What you should do ->
Show all lines of the listing that hold the word "name".

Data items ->
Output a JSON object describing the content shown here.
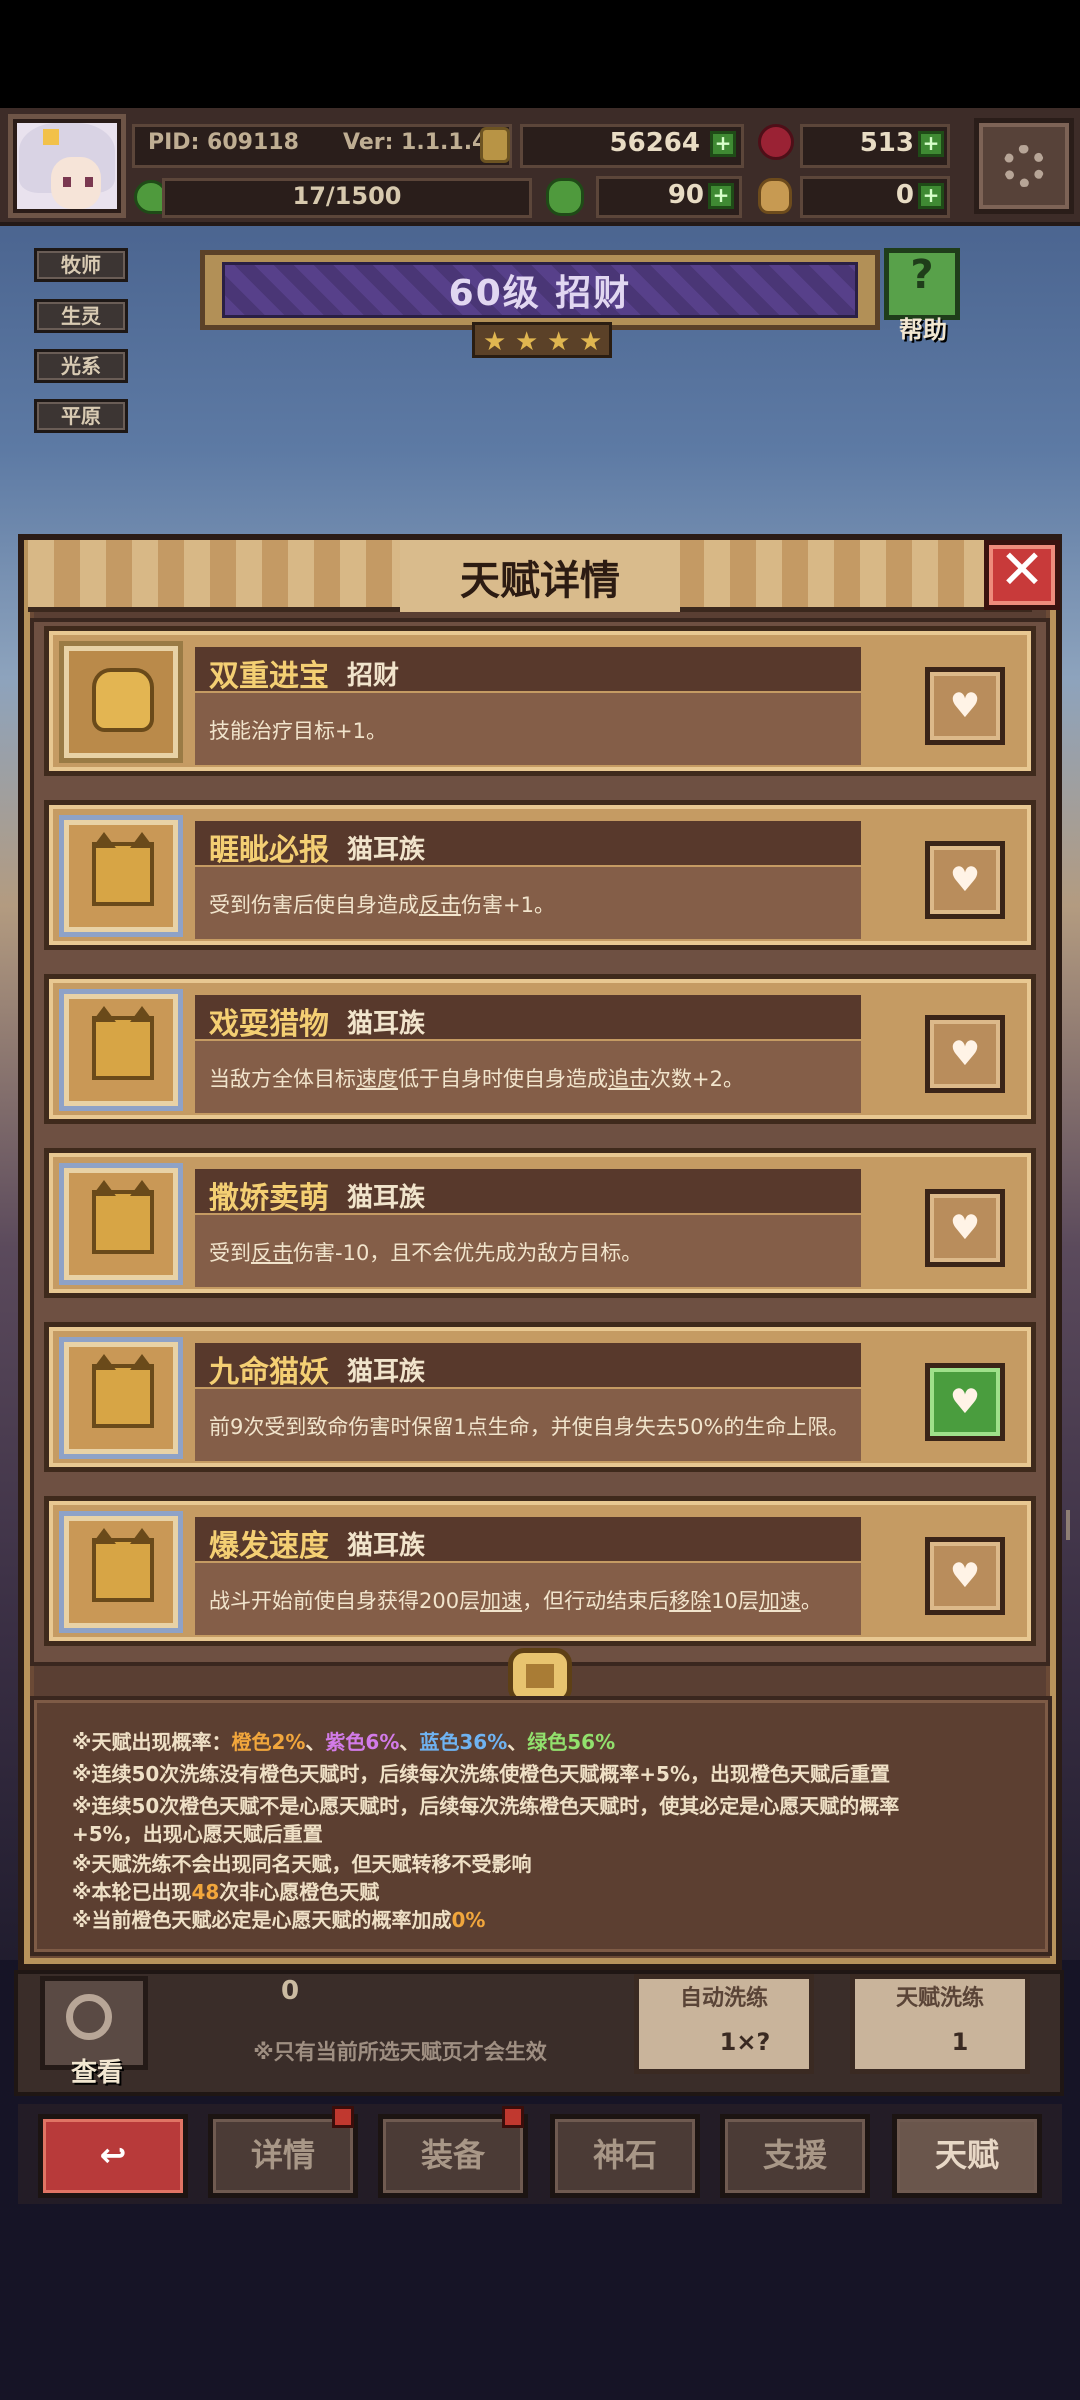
{
  "topbar": {
    "pid": "PID: 609118",
    "version": "Ver: 1.1.1.4",
    "gold": "56264",
    "gems": "513",
    "stamina": "17/1500",
    "clovers": "90",
    "sacks": "0"
  },
  "side_tags": [
    "牧师",
    "生灵",
    "光系",
    "平原"
  ],
  "level_banner": {
    "text": "60级 招财",
    "stars": 4,
    "help_label": "帮助"
  },
  "dialog": {
    "title": "天赋详情",
    "close_icon": "close-icon"
  },
  "talents": [
    {
      "name": "双重进宝",
      "type": "招财",
      "desc_parts": [
        [
          "技能治疗目标+1。",
          false
        ]
      ],
      "icon": "star-icon",
      "favorited": false
    },
    {
      "name": "睚眦必报",
      "type": "猫耳族",
      "desc_parts": [
        [
          "受到伤害后使自身造成",
          false
        ],
        [
          "反击",
          true
        ],
        [
          "伤害+1。",
          false
        ]
      ],
      "icon": "cat-icon",
      "favorited": false
    },
    {
      "name": "戏耍猎物",
      "type": "猫耳族",
      "desc_parts": [
        [
          "当敌方全体目标",
          false
        ],
        [
          "速度",
          true
        ],
        [
          "低于自身时使自身造成",
          false
        ],
        [
          "追击",
          true
        ],
        [
          "次数+2。",
          false
        ]
      ],
      "icon": "cat-icon",
      "favorited": false
    },
    {
      "name": "撒娇卖萌",
      "type": "猫耳族",
      "desc_parts": [
        [
          "受到",
          false
        ],
        [
          "反击",
          true
        ],
        [
          "伤害-10，且不会优先成为敌方目标。",
          false
        ]
      ],
      "icon": "cat-icon",
      "favorited": false
    },
    {
      "name": "九命猫妖",
      "type": "猫耳族",
      "desc_parts": [
        [
          "前9次受到致命伤害时保留1点生命，并使自身失去50%的生命上限。",
          false
        ]
      ],
      "icon": "cat-icon",
      "favorited": true
    },
    {
      "name": "爆发速度",
      "type": "猫耳族",
      "desc_parts": [
        [
          "战斗开始前使自身获得200层",
          false
        ],
        [
          "加速",
          true
        ],
        [
          "，但行动结束后",
          false
        ],
        [
          "移除",
          true
        ],
        [
          "10层",
          false
        ],
        [
          "加速",
          true
        ],
        [
          "。",
          false
        ]
      ],
      "icon": "cat-icon",
      "favorited": false
    }
  ],
  "info": {
    "prob_prefix": "※天赋出现概率：",
    "prob_orange": "橙色2%",
    "prob_purple": "紫色6%",
    "prob_blue": "蓝色36%",
    "prob_green": "绿色56%",
    "sep": "、",
    "line2": "※连续50次洗练没有橙色天赋时，后续每次洗练使橙色天赋概率+5%，出现橙色天赋后重置",
    "line3": "※连续50次橙色天赋不是心愿天赋时，后续每次洗练橙色天赋时，使其必定是心愿天赋的概率",
    "line4": "+5%，出现心愿天赋后重置",
    "line5": "※天赋洗练不会出现同名天赋，但天赋转移不受影响",
    "line6_pre": "※本轮已出现",
    "line6_num": "48",
    "line6_post": "次非心愿橙色天赋",
    "line7_pre": "※当前橙色天赋必定是心愿天赋的概率加成",
    "line7_num": "0%"
  },
  "lower": {
    "view_label": "查看",
    "count": "0",
    "note": "※只有当前所选天赋页才会生效",
    "auto_label": "自动洗练",
    "auto_value": "1×?",
    "wash_label": "天赋洗练",
    "wash_value": "1"
  },
  "nav": {
    "back": "↩",
    "detail": "详情",
    "equip": "装备",
    "stone": "神石",
    "support": "支援",
    "talent": "天赋"
  },
  "colors": {
    "orange": "#f1a63c",
    "purple": "#d27be8",
    "blue": "#6fb3f2",
    "green": "#92e06d",
    "favorite_active": "#4a9d3e"
  }
}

Exercise solution ->
      "name": "双重进宝",
      "name": "睚眦必报",
      "name": "戏耍猎物",
      "name": "撒娇卖萌",
      "name": "九命猫妖",
      "name": "爆发速度",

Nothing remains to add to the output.